**Stated exercise**:
Without the images, output each record below as it stands.

--- Data excerpts ---

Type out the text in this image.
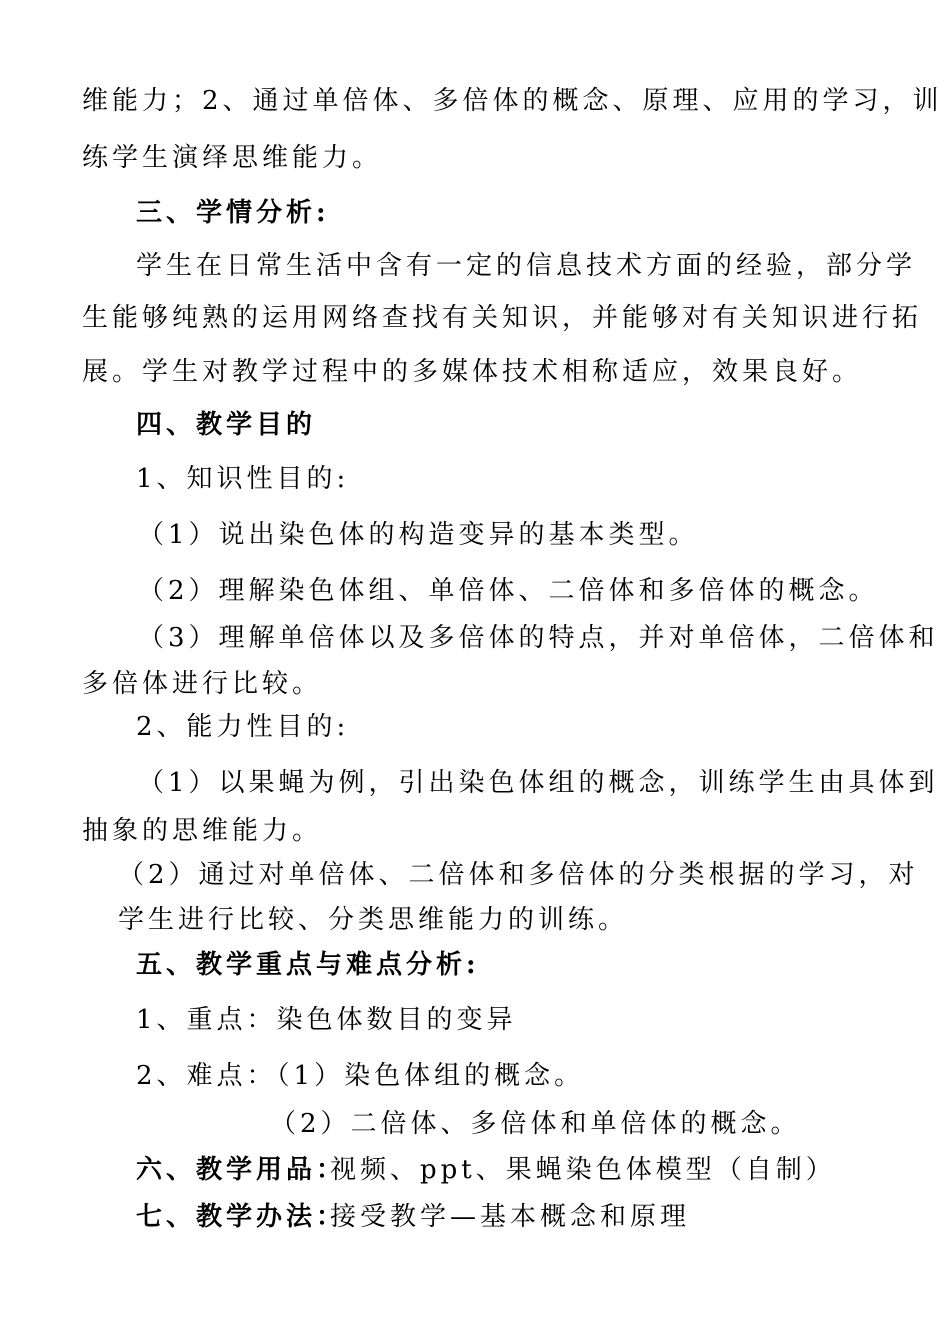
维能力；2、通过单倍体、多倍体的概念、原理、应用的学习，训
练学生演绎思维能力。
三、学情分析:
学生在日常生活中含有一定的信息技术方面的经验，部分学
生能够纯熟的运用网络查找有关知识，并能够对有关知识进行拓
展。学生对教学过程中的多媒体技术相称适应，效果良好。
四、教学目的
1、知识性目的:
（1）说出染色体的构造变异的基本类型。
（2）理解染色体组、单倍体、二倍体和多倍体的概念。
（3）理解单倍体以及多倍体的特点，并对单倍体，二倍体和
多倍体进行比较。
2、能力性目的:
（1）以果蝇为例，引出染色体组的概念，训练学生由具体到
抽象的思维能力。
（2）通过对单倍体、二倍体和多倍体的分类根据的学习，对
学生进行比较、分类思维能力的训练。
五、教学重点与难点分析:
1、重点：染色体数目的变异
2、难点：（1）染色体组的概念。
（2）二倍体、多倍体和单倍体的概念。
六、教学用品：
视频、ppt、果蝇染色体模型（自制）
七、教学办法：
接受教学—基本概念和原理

---

**Reply**:
Type out the text in this image.
维能力；2、通过单倍体、多倍体的概念、原理、应用的学习，训
练学生演绎思维能力。
三、学情分析:
学生在日常生活中含有一定的信息技术方面的经验，部分学
生能够纯熟的运用网络查找有关知识，并能够对有关知识进行拓
展。学生对教学过程中的多媒体技术相称适应，效果良好。
四、教学目的
1、知识性目的:
（1）说出染色体的构造变异的基本类型。
（2）理解染色体组、单倍体、二倍体和多倍体的概念。
（3）理解单倍体以及多倍体的特点，并对单倍体，二倍体和
多倍体进行比较。
2、能力性目的:
（1）以果蝇为例，引出染色体组的概念，训练学生由具体到
抽象的思维能力。
（2）通过对单倍体、二倍体和多倍体的分类根据的学习，对
学生进行比较、分类思维能力的训练。
五、教学重点与难点分析:
1、重点：染色体数目的变异
2、难点：（1）染色体组的概念。
（2）二倍体、多倍体和单倍体的概念。
六、教学用品：
视频、ppt、果蝇染色体模型（自制）
七、教学办法：
接受教学—基本概念和原理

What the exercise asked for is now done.